Work to complete -> Every line below that contains "name" is to be copied.

———

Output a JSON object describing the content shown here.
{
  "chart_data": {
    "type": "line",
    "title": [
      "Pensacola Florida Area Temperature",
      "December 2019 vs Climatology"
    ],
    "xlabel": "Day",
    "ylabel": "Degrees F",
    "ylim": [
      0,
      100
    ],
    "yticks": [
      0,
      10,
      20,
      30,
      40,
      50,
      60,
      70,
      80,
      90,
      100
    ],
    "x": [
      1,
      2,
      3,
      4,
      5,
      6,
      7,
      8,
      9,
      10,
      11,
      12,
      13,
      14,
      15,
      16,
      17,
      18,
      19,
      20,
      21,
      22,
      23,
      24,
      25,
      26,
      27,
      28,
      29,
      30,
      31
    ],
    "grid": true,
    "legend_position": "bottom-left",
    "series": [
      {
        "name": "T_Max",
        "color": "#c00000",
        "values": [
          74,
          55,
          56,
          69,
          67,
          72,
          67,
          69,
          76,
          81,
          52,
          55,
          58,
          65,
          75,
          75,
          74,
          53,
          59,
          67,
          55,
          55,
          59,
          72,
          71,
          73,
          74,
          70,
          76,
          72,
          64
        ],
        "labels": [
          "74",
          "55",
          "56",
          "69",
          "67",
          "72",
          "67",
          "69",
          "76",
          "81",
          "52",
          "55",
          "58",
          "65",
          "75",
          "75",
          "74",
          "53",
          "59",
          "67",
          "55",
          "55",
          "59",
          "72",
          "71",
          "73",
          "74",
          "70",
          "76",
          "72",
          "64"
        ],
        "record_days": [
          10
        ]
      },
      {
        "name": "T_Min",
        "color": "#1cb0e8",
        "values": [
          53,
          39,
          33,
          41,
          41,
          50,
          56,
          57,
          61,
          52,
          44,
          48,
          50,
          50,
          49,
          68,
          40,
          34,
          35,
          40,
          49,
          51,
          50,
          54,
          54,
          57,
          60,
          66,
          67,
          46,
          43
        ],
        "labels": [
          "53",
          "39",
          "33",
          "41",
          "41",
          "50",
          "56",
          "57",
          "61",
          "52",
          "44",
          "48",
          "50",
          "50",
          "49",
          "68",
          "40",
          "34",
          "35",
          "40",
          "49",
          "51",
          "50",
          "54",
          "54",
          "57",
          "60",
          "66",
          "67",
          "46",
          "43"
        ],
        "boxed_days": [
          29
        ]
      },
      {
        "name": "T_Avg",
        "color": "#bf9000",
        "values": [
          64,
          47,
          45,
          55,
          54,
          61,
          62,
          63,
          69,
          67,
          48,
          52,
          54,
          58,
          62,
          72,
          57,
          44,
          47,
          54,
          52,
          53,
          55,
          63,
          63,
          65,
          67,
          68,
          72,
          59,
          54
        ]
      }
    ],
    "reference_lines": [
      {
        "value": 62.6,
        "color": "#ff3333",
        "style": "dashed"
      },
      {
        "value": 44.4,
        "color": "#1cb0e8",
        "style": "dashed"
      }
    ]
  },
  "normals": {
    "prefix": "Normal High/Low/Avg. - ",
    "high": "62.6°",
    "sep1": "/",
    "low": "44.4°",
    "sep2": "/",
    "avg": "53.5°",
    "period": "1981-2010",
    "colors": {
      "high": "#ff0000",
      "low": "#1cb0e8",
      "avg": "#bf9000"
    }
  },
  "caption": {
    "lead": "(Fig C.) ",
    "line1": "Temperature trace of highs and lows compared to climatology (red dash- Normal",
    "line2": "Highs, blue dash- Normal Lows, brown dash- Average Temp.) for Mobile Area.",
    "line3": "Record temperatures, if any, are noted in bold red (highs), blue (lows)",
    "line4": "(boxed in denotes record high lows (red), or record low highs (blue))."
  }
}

———

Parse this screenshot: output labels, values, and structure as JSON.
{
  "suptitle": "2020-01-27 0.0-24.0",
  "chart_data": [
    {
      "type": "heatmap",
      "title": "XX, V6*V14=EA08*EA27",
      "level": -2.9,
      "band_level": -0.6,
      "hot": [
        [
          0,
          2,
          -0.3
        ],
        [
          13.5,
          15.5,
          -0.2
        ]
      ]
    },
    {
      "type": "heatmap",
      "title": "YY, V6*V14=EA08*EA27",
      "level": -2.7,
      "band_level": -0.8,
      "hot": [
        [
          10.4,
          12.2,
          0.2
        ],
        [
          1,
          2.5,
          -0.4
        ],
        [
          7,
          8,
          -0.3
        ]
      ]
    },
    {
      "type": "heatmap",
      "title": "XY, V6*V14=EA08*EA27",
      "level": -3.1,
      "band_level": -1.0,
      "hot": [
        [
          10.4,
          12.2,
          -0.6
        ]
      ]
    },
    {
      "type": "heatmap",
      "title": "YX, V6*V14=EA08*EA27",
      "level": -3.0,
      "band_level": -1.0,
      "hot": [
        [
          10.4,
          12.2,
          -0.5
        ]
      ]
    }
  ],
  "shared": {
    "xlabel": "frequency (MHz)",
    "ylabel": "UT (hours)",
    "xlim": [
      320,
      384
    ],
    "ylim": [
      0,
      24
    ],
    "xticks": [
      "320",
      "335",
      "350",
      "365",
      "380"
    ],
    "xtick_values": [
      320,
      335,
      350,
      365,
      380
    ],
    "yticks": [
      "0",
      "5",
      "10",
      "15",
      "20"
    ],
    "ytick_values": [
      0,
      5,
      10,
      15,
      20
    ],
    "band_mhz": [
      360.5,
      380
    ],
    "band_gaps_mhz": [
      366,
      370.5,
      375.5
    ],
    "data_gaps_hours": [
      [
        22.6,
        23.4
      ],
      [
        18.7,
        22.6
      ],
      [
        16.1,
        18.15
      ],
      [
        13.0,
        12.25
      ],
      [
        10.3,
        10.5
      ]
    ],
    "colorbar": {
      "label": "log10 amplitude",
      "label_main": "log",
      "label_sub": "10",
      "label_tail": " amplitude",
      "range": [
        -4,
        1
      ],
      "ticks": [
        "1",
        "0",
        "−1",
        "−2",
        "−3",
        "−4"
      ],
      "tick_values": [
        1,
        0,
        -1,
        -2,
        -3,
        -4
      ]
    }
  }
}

———

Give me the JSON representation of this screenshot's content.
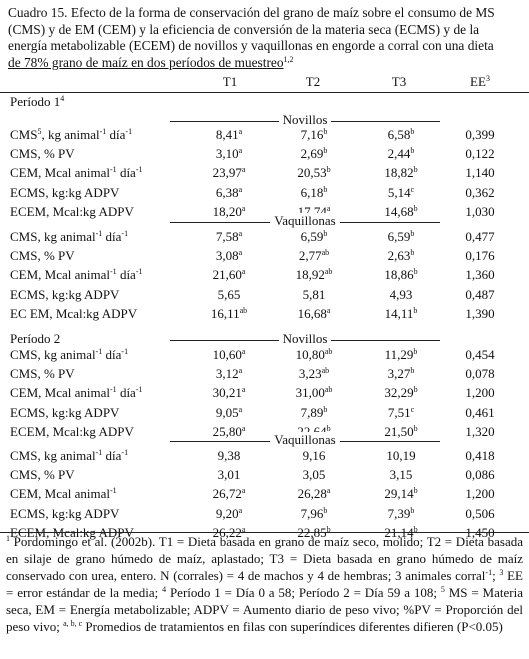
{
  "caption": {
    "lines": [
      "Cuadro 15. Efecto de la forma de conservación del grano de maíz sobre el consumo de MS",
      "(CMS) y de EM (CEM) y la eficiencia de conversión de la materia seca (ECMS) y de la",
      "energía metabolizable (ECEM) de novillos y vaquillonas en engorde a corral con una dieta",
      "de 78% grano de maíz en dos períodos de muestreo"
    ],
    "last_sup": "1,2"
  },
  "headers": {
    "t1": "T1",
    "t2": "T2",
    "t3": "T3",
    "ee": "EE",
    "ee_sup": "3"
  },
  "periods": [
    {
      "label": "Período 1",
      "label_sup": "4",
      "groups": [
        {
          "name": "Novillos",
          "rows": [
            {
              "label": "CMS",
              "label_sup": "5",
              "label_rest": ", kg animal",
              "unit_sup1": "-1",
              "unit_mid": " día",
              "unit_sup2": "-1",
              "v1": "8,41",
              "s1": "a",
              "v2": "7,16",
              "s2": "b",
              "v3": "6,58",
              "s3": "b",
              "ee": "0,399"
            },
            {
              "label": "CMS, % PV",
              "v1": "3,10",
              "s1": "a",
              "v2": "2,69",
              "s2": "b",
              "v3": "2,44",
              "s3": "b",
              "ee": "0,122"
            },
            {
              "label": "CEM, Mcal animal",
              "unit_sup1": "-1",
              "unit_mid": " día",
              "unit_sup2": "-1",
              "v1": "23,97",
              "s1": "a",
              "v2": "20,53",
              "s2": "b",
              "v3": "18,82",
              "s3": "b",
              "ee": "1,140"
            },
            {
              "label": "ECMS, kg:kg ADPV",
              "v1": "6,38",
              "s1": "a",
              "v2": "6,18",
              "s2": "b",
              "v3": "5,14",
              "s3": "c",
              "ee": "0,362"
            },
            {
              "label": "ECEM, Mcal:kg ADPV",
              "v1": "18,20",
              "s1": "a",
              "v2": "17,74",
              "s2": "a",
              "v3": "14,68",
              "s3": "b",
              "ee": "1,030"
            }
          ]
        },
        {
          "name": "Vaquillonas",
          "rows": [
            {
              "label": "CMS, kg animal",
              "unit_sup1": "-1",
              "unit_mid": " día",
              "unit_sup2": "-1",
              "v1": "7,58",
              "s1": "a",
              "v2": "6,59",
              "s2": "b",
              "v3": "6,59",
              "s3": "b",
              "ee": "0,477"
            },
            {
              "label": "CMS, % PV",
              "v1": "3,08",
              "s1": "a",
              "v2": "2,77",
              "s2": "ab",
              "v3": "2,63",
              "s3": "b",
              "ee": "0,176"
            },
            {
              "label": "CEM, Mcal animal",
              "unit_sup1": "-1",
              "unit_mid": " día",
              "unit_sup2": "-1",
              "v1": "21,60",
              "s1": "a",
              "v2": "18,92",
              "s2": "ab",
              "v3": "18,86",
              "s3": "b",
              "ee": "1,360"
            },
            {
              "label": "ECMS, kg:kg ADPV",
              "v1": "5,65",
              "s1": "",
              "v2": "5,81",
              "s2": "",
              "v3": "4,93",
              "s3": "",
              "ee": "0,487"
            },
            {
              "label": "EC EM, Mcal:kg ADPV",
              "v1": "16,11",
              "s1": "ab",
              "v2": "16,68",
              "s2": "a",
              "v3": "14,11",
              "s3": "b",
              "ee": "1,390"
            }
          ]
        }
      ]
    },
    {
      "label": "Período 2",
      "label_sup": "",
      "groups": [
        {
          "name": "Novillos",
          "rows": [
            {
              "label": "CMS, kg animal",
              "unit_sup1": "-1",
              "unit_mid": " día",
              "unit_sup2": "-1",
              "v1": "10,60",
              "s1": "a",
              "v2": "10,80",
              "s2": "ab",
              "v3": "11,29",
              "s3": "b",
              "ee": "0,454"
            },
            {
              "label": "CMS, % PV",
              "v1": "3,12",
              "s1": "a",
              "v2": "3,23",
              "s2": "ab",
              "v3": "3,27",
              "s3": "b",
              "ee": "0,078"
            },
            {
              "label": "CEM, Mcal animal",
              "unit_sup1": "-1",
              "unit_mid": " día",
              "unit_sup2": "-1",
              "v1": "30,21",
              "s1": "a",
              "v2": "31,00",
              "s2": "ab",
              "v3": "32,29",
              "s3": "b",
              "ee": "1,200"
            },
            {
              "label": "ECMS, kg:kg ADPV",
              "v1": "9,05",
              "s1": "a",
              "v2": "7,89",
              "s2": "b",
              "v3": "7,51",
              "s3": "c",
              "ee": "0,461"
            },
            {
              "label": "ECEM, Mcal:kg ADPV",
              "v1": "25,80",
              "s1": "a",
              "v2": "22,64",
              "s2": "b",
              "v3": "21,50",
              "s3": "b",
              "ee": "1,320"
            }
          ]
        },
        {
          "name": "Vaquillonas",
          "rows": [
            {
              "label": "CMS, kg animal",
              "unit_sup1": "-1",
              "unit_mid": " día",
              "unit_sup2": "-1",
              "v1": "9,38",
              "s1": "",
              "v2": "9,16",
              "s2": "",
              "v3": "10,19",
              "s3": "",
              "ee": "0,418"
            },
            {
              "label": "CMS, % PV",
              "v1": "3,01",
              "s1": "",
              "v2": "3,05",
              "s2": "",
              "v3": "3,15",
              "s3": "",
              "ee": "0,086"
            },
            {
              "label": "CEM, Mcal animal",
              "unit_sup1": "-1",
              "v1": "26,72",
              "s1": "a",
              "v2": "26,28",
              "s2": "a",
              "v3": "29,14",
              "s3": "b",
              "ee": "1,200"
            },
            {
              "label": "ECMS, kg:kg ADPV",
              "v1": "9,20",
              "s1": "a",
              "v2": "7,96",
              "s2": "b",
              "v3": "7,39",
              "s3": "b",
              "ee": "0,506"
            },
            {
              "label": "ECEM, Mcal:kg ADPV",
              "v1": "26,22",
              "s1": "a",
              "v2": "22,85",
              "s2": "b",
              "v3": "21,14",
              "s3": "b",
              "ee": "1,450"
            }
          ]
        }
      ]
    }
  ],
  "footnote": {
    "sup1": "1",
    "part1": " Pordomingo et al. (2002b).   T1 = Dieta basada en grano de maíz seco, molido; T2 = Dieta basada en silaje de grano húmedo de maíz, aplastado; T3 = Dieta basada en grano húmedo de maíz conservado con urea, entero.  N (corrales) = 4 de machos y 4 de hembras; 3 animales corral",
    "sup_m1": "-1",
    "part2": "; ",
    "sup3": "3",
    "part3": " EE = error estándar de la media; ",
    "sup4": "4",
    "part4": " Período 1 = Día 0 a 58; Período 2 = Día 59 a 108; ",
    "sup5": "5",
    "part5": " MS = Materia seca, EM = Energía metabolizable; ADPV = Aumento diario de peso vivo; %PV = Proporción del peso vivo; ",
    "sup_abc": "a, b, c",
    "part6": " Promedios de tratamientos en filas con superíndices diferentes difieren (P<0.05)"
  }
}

———

Result ->
        "name": "T_Max",
        "name": "T_Min",
        "name": "T_Avg",
          "name": "Novillos",
          "name": "Vaquillonas",
          "name": "Novillos",
          "name": "Vaquillonas",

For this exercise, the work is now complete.